— START INFORMATION PROVIDED —
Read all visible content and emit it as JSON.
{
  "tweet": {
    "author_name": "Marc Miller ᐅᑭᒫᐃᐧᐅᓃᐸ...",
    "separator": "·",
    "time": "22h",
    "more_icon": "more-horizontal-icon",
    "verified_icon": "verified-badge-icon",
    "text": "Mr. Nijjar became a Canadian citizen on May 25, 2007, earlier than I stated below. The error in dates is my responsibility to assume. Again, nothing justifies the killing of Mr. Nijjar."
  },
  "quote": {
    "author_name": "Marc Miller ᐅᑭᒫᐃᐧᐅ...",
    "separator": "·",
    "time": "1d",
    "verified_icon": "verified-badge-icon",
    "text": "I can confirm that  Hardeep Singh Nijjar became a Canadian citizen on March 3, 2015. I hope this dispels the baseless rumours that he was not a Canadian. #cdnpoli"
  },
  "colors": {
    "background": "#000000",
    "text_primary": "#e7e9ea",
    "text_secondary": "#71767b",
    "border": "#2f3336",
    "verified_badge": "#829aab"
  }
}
— END INFORMATION PROVIDED —
— START INFORMATION PROVIDED —
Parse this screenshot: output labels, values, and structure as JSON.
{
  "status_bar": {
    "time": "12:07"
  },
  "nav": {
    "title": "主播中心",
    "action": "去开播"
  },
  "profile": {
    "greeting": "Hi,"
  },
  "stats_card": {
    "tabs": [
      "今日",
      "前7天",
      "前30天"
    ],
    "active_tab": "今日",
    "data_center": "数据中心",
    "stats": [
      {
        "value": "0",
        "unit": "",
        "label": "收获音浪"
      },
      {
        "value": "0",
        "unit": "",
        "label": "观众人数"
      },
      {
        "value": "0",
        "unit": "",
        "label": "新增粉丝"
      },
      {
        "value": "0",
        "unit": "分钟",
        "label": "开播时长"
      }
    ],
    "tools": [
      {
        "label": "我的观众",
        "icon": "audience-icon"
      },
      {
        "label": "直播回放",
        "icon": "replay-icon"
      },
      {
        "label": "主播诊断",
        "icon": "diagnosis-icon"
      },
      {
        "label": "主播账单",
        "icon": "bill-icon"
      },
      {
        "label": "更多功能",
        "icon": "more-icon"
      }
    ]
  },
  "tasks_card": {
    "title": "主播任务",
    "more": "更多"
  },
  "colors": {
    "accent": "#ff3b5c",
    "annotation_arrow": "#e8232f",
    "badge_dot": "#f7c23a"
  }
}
— END INFORMATION PROVIDED —
**WRITTEN REQUEST:** Scan the data above and copy every line with "became" in it.

**SOLUTION BELOW:**
    "text": "Mr. Nijjar became a Canadian citizen on May 25, 2007, earlier than I stated below. The error in dates is my responsibility to assume. Again, nothing justifies the killing of Mr. Nijjar."
    "text": "I can confirm that  Hardeep Singh Nijjar became a Canadian citizen on March 3, 2015. I hope this dispels the baseless rumours that he was not a Canadian. #cdnpoli"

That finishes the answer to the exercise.